→ **To be done**: All of the records below need to be copied exactly.
☆ ☆ ☆
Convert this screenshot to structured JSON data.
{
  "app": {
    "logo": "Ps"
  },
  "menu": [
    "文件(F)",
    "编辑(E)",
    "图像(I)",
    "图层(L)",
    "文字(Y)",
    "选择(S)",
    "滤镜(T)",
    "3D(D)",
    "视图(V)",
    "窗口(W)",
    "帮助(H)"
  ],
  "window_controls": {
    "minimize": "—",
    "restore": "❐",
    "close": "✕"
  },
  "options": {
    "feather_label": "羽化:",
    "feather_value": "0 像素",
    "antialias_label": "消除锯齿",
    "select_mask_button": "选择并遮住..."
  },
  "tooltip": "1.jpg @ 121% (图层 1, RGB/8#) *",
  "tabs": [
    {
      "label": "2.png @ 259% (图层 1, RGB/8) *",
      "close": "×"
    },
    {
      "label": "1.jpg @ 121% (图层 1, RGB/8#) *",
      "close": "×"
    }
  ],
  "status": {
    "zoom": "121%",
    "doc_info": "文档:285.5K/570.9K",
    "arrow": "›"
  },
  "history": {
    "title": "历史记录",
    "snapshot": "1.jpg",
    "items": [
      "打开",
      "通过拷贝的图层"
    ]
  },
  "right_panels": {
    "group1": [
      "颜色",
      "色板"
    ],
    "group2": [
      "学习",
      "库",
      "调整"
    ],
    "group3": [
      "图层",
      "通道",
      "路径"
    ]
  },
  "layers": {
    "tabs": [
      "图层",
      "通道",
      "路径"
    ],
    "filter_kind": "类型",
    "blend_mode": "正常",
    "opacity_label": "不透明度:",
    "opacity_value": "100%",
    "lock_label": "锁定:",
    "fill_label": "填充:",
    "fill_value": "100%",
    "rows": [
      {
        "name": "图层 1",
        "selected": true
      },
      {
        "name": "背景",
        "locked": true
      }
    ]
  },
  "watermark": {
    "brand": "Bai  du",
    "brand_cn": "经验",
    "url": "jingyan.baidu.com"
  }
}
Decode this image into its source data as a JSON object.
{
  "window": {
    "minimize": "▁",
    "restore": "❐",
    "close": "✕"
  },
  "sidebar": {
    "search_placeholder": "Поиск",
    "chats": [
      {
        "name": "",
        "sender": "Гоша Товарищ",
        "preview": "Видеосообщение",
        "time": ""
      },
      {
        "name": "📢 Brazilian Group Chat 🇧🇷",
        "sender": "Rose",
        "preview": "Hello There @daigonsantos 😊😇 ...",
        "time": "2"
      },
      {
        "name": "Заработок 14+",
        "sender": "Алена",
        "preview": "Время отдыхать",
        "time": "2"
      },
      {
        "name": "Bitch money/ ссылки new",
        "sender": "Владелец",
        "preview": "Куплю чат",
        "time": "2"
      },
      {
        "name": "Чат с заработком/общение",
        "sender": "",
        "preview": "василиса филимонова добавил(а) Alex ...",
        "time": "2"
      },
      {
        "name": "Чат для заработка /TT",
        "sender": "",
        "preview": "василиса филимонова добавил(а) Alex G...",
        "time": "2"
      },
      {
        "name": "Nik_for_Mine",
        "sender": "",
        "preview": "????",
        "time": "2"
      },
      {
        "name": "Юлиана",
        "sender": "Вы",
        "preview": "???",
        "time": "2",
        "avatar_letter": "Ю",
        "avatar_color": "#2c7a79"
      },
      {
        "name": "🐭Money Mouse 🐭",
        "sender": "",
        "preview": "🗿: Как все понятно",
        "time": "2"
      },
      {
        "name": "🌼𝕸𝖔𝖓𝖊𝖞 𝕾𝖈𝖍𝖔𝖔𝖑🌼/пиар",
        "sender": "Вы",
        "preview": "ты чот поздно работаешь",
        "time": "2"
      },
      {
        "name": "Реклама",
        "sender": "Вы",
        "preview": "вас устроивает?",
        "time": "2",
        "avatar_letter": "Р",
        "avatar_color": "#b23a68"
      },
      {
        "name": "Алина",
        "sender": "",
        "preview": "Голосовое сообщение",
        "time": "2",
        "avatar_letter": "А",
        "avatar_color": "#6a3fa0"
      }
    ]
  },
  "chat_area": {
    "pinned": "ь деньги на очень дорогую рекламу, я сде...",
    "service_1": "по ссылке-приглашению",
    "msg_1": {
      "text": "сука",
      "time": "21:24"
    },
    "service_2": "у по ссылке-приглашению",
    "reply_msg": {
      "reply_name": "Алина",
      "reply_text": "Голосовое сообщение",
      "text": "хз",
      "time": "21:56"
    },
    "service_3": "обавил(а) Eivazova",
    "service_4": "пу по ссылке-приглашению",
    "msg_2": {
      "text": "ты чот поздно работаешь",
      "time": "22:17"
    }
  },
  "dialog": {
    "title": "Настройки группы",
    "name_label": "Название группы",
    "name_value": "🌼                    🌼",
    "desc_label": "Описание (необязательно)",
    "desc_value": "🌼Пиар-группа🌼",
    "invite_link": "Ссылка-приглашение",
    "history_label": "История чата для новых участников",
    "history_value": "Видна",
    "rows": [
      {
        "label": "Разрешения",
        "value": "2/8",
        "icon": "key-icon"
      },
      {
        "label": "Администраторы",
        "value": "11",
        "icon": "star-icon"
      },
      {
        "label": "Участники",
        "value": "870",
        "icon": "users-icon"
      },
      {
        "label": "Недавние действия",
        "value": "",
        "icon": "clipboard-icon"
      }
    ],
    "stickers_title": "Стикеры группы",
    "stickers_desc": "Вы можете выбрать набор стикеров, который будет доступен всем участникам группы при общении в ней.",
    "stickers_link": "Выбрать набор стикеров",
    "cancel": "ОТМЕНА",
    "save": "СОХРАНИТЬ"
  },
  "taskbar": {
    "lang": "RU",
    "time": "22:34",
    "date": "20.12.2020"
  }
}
☆ ☆ ☆
→ **Result**:
Convert this screenshot to structured JSON data.
{
  "app": {
    "logo": "Ps"
  },
  "menu": [
    "文件(F)",
    "编辑(E)",
    "图像(I)",
    "图层(L)",
    "文字(Y)",
    "选择(S)",
    "滤镜(T)",
    "3D(D)",
    "视图(V)",
    "窗口(W)",
    "帮助(H)"
  ],
  "window_controls": {
    "minimize": "—",
    "restore": "❐",
    "close": "✕"
  },
  "options": {
    "feather_label": "羽化:",
    "feather_value": "0 像素",
    "antialias_label": "消除锯齿",
    "select_mask_button": "选择并遮住..."
  },
  "tooltip": "1.jpg @ 121% (图层 1, RGB/8#) *",
  "tabs": [
    {
      "label": "2.png @ 259% (图层 1, RGB/8) *",
      "close": "×"
    },
    {
      "label": "1.jpg @ 121% (图层 1, RGB/8#) *",
      "close": "×"
    }
  ],
  "status": {
    "zoom": "121%",
    "doc_info": "文档:285.5K/570.9K",
    "arrow": "›"
  },
  "history": {
    "title": "历史记录",
    "snapshot": "1.jpg",
    "items": [
      "打开",
      "通过拷贝的图层"
    ]
  },
  "right_panels": {
    "group1": [
      "颜色",
      "色板"
    ],
    "group2": [
      "学习",
      "库",
      "调整"
    ],
    "group3": [
      "图层",
      "通道",
      "路径"
    ]
  },
  "layers": {
    "tabs": [
      "图层",
      "通道",
      "路径"
    ],
    "filter_kind": "类型",
    "blend_mode": "正常",
    "opacity_label": "不透明度:",
    "opacity_value": "100%",
    "lock_label": "锁定:",
    "fill_label": "填充:",
    "fill_value": "100%",
    "rows": [
      {
        "name": "图层 1",
        "selected": true
      },
      {
        "name": "背景",
        "locked": true
      }
    ]
  },
  "watermark": {
    "brand": "Bai  du",
    "brand_cn": "经验",
    "url": "jingyan.baidu.com"
  }
}
Decode this image into its source data as a JSON object.
{
  "window": {
    "minimize": "▁",
    "restore": "❐",
    "close": "✕"
  },
  "sidebar": {
    "search_placeholder": "Поиск",
    "chats": [
      {
        "name": "",
        "sender": "Гоша Товарищ",
        "preview": "Видеосообщение",
        "time": ""
      },
      {
        "name": "📢 Brazilian Group Chat 🇧🇷",
        "sender": "Rose",
        "preview": "Hello There @daigonsantos 😊😇 ...",
        "time": "2"
      },
      {
        "name": "Заработок 14+",
        "sender": "Алена",
        "preview": "Время отдыхать",
        "time": "2"
      },
      {
        "name": "Bitch money/ ссылки new",
        "sender": "Владелец",
        "preview": "Куплю чат",
        "time": "2"
      },
      {
        "name": "Чат с заработком/общение",
        "sender": "",
        "preview": "василиса филимонова добавил(а) Alex ...",
        "time": "2"
      },
      {
        "name": "Чат для заработка /TT",
        "sender": "",
        "preview": "василиса филимонова добавил(а) Alex G...",
        "time": "2"
      },
      {
        "name": "Nik_for_Mine",
        "sender": "",
        "preview": "????",
        "time": "2"
      },
      {
        "name": "Юлиана",
        "sender": "Вы",
        "preview": "???",
        "time": "2",
        "avatar_letter": "Ю",
        "avatar_color": "#2c7a79"
      },
      {
        "name": "🐭Money Mouse 🐭",
        "sender": "",
        "preview": "🗿: Как все понятно",
        "time": "2"
      },
      {
        "name": "🌼𝕸𝖔𝖓𝖊𝖞 𝕾𝖈𝖍𝖔𝖔𝖑🌼/пиар",
        "sender": "Вы",
        "preview": "ты чот поздно работаешь",
        "time": "2"
      },
      {
        "name": "Реклама",
        "sender": "Вы",
        "preview": "вас устроивает?",
        "time": "2",
        "avatar_letter": "Р",
        "avatar_color": "#b23a68"
      },
      {
        "name": "Алина",
        "sender": "",
        "preview": "Голосовое сообщение",
        "time": "2",
        "avatar_letter": "А",
        "avatar_color": "#6a3fa0"
      }
    ]
  },
  "chat_area": {
    "pinned": "ь деньги на очень дорогую рекламу, я сде...",
    "service_1": "по ссылке-приглашению",
    "msg_1": {
      "text": "сука",
      "time": "21:24"
    },
    "service_2": "у по ссылке-приглашению",
    "reply_msg": {
      "reply_name": "Алина",
      "reply_text": "Голосовое сообщение",
      "text": "хз",
      "time": "21:56"
    },
    "service_3": "обавил(а) Eivazova",
    "service_4": "пу по ссылке-приглашению",
    "msg_2": {
      "text": "ты чот поздно работаешь",
      "time": "22:17"
    }
  },
  "dialog": {
    "title": "Настройки группы",
    "name_label": "Название группы",
    "name_value": "🌼                    🌼",
    "desc_label": "Описание (необязательно)",
    "desc_value": "🌼Пиар-группа🌼",
    "invite_link": "Ссылка-приглашение",
    "history_label": "История чата для новых участников",
    "history_value": "Видна",
    "rows": [
      {
        "label": "Разрешения",
        "value": "2/8",
        "icon": "key-icon"
      },
      {
        "label": "Администраторы",
        "value": "11",
        "icon": "star-icon"
      },
      {
        "label": "Участники",
        "value": "870",
        "icon": "users-icon"
      },
      {
        "label": "Недавние действия",
        "value": "",
        "icon": "clipboard-icon"
      }
    ],
    "stickers_title": "Стикеры группы",
    "stickers_desc": "Вы можете выбрать набор стикеров, который будет доступен всем участникам группы при общении в ней.",
    "stickers_link": "Выбрать набор стикеров",
    "cancel": "ОТМЕНА",
    "save": "СОХРАНИТЬ"
  },
  "taskbar": {
    "lang": "RU",
    "time": "22:34",
    "date": "20.12.2020"
  }
}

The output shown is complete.